▸ **TASK INPUTS**:
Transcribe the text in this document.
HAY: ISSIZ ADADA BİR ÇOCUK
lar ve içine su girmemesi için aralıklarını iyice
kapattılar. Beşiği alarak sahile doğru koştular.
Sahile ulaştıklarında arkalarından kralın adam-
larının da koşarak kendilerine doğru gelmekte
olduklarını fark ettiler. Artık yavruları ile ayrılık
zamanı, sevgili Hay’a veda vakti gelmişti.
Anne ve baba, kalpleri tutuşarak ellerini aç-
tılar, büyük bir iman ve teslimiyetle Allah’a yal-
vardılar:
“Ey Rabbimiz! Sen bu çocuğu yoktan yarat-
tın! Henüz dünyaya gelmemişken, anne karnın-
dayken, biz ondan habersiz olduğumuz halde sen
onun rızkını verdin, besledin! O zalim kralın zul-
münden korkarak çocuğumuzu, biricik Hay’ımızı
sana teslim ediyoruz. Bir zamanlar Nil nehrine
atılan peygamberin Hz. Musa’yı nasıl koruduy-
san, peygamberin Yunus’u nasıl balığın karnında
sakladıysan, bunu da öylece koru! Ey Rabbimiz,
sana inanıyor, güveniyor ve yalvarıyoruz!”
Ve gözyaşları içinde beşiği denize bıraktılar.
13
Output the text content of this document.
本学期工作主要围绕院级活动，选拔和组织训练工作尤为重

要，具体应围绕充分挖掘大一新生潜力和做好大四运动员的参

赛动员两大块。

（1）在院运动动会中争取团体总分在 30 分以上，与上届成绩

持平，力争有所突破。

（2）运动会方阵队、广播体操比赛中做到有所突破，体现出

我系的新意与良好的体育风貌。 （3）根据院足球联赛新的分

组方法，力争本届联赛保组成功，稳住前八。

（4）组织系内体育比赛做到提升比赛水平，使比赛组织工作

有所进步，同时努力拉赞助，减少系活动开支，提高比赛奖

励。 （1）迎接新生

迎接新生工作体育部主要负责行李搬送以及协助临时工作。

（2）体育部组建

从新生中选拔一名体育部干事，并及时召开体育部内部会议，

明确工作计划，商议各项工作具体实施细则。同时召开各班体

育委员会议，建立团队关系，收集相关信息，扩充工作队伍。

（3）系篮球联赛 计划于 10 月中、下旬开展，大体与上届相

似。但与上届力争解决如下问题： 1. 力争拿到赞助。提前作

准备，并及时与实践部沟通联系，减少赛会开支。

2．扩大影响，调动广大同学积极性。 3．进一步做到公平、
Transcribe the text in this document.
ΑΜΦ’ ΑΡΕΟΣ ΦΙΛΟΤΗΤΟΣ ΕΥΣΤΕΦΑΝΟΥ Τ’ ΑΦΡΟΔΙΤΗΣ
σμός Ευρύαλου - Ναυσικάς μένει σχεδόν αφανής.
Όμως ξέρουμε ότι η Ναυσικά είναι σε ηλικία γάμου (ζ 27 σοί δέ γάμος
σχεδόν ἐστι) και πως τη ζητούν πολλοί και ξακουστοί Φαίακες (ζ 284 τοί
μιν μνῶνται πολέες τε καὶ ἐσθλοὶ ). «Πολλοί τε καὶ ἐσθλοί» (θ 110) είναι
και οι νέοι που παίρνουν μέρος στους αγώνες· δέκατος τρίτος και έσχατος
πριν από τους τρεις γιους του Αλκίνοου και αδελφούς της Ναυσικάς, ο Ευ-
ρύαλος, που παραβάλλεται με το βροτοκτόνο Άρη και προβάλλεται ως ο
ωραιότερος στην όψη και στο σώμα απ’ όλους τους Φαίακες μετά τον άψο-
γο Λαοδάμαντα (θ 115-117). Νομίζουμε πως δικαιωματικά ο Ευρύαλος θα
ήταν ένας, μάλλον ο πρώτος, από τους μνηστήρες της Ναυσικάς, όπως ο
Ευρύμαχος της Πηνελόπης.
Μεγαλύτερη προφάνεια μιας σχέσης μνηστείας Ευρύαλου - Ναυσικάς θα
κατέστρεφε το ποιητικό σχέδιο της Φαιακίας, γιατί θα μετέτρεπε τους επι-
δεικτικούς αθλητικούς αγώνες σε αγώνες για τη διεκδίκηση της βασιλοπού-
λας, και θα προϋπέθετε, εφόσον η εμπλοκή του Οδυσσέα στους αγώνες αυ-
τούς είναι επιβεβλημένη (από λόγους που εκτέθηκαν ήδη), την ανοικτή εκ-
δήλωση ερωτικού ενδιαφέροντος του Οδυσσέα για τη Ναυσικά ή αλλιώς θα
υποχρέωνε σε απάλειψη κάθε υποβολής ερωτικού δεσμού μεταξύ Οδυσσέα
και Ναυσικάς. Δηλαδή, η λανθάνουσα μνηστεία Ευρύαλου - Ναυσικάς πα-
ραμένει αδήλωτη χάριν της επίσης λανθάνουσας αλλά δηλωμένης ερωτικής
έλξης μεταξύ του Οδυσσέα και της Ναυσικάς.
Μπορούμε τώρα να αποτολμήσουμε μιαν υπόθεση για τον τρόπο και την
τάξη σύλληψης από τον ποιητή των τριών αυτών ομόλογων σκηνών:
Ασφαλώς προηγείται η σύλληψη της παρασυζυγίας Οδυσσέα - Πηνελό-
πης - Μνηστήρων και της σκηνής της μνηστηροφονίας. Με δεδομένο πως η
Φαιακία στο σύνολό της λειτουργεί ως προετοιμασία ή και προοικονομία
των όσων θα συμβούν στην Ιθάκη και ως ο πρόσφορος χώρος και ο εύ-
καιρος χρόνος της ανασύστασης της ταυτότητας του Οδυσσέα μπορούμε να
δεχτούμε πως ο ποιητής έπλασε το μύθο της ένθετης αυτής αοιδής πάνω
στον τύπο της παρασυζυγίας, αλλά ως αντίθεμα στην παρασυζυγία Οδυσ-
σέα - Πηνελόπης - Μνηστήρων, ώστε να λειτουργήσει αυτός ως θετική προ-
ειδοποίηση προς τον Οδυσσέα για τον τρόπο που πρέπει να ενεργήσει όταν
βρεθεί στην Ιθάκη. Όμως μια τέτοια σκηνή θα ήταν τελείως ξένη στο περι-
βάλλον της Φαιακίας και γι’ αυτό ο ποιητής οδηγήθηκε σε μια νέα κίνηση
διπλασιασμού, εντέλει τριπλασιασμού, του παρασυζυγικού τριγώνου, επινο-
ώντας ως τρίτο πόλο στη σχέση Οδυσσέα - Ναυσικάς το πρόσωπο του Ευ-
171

▸ **DIRECTIVE**: Please give back all of the records exactly as written.

▸ **FULL RESPONSE**:
Transcribe the text in this document.
HAY: ISSIZ ADADA BİR ÇOCUK
lar ve içine su girmemesi için aralıklarını iyice
kapattılar. Beşiği alarak sahile doğru koştular.
Sahile ulaştıklarında arkalarından kralın adam-
larının da koşarak kendilerine doğru gelmekte
olduklarını fark ettiler. Artık yavruları ile ayrılık
zamanı, sevgili Hay’a veda vakti gelmişti.
Anne ve baba, kalpleri tutuşarak ellerini aç-
tılar, büyük bir iman ve teslimiyetle Allah’a yal-
vardılar:
“Ey Rabbimiz! Sen bu çocuğu yoktan yarat-
tın! Henüz dünyaya gelmemişken, anne karnın-
dayken, biz ondan habersiz olduğumuz halde sen
onun rızkını verdin, besledin! O zalim kralın zul-
münden korkarak çocuğumuzu, biricik Hay’ımızı
sana teslim ediyoruz. Bir zamanlar Nil nehrine
atılan peygamberin Hz. Musa’yı nasıl koruduy-
san, peygamberin Yunus’u nasıl balığın karnında
sakladıysan, bunu da öylece koru! Ey Rabbimiz,
sana inanıyor, güveniyor ve yalvarıyoruz!”
Ve gözyaşları içinde beşiği denize bıraktılar.
13
Output the text content of this document.
本学期工作主要围绕院级活动，选拔和组织训练工作尤为重

要，具体应围绕充分挖掘大一新生潜力和做好大四运动员的参

赛动员两大块。

（1）在院运动动会中争取团体总分在 30 分以上，与上届成绩

持平，力争有所突破。

（2）运动会方阵队、广播体操比赛中做到有所突破，体现出

我系的新意与良好的体育风貌。 （3）根据院足球联赛新的分

组方法，力争本届联赛保组成功，稳住前八。

（4）组织系内体育比赛做到提升比赛水平，使比赛组织工作

有所进步，同时努力拉赞助，减少系活动开支，提高比赛奖

励。 （1）迎接新生

迎接新生工作体育部主要负责行李搬送以及协助临时工作。

（2）体育部组建

从新生中选拔一名体育部干事，并及时召开体育部内部会议，

明确工作计划，商议各项工作具体实施细则。同时召开各班体

育委员会议，建立团队关系，收集相关信息，扩充工作队伍。

（3）系篮球联赛 计划于 10 月中、下旬开展，大体与上届相

似。但与上届力争解决如下问题： 1. 力争拿到赞助。提前作

准备，并及时与实践部沟通联系，减少赛会开支。

2．扩大影响，调动广大同学积极性。 3．进一步做到公平、
Transcribe the text in this document.
ΑΜΦ’ ΑΡΕΟΣ ΦΙΛΟΤΗΤΟΣ ΕΥΣΤΕΦΑΝΟΥ Τ’ ΑΦΡΟΔΙΤΗΣ
σμός Ευρύαλου - Ναυσικάς μένει σχεδόν αφανής.
Όμως ξέρουμε ότι η Ναυσικά είναι σε ηλικία γάμου (ζ 27 σοί δέ γάμος
σχεδόν ἐστι) και πως τη ζητούν πολλοί και ξακουστοί Φαίακες (ζ 284 τοί
μιν μνῶνται πολέες τε καὶ ἐσθλοὶ ). «Πολλοί τε καὶ ἐσθλοί» (θ 110) είναι
και οι νέοι που παίρνουν μέρος στους αγώνες· δέκατος τρίτος και έσχατος
πριν από τους τρεις γιους του Αλκίνοου και αδελφούς της Ναυσικάς, ο Ευ-
ρύαλος, που παραβάλλεται με το βροτοκτόνο Άρη και προβάλλεται ως ο
ωραιότερος στην όψη και στο σώμα απ’ όλους τους Φαίακες μετά τον άψο-
γο Λαοδάμαντα (θ 115-117). Νομίζουμε πως δικαιωματικά ο Ευρύαλος θα
ήταν ένας, μάλλον ο πρώτος, από τους μνηστήρες της Ναυσικάς, όπως ο
Ευρύμαχος της Πηνελόπης.
Μεγαλύτερη προφάνεια μιας σχέσης μνηστείας Ευρύαλου - Ναυσικάς θα
κατέστρεφε το ποιητικό σχέδιο της Φαιακίας, γιατί θα μετέτρεπε τους επι-
δεικτικούς αθλητικούς αγώνες σε αγώνες για τη διεκδίκηση της βασιλοπού-
λας, και θα προϋπέθετε, εφόσον η εμπλοκή του Οδυσσέα στους αγώνες αυ-
τούς είναι επιβεβλημένη (από λόγους που εκτέθηκαν ήδη), την ανοικτή εκ-
δήλωση ερωτικού ενδιαφέροντος του Οδυσσέα για τη Ναυσικά ή αλλιώς θα
υποχρέωνε σε απάλειψη κάθε υποβολής ερωτικού δεσμού μεταξύ Οδυσσέα
και Ναυσικάς. Δηλαδή, η λανθάνουσα μνηστεία Ευρύαλου - Ναυσικάς πα-
ραμένει αδήλωτη χάριν της επίσης λανθάνουσας αλλά δηλωμένης ερωτικής
έλξης μεταξύ του Οδυσσέα και της Ναυσικάς.
Μπορούμε τώρα να αποτολμήσουμε μιαν υπόθεση για τον τρόπο και την
τάξη σύλληψης από τον ποιητή των τριών αυτών ομόλογων σκηνών:
Ασφαλώς προηγείται η σύλληψη της παρασυζυγίας Οδυσσέα - Πηνελό-
πης - Μνηστήρων και της σκηνής της μνηστηροφονίας. Με δεδομένο πως η
Φαιακία στο σύνολό της λειτουργεί ως προετοιμασία ή και προοικονομία
των όσων θα συμβούν στην Ιθάκη και ως ο πρόσφορος χώρος και ο εύ-
καιρος χρόνος της ανασύστασης της ταυτότητας του Οδυσσέα μπορούμε να
δεχτούμε πως ο ποιητής έπλασε το μύθο της ένθετης αυτής αοιδής πάνω
στον τύπο της παρασυζυγίας, αλλά ως αντίθεμα στην παρασυζυγία Οδυσ-
σέα - Πηνελόπης - Μνηστήρων, ώστε να λειτουργήσει αυτός ως θετική προ-
ειδοποίηση προς τον Οδυσσέα για τον τρόπο που πρέπει να ενεργήσει όταν
βρεθεί στην Ιθάκη. Όμως μια τέτοια σκηνή θα ήταν τελείως ξένη στο περι-
βάλλον της Φαιακίας και γι’ αυτό ο ποιητής οδηγήθηκε σε μια νέα κίνηση
διπλασιασμού, εντέλει τριπλασιασμού, του παρασυζυγικού τριγώνου, επινο-
ώντας ως τρίτο πόλο στη σχέση Οδυσσέα - Ναυσικάς το πρόσωπο του Ευ-
171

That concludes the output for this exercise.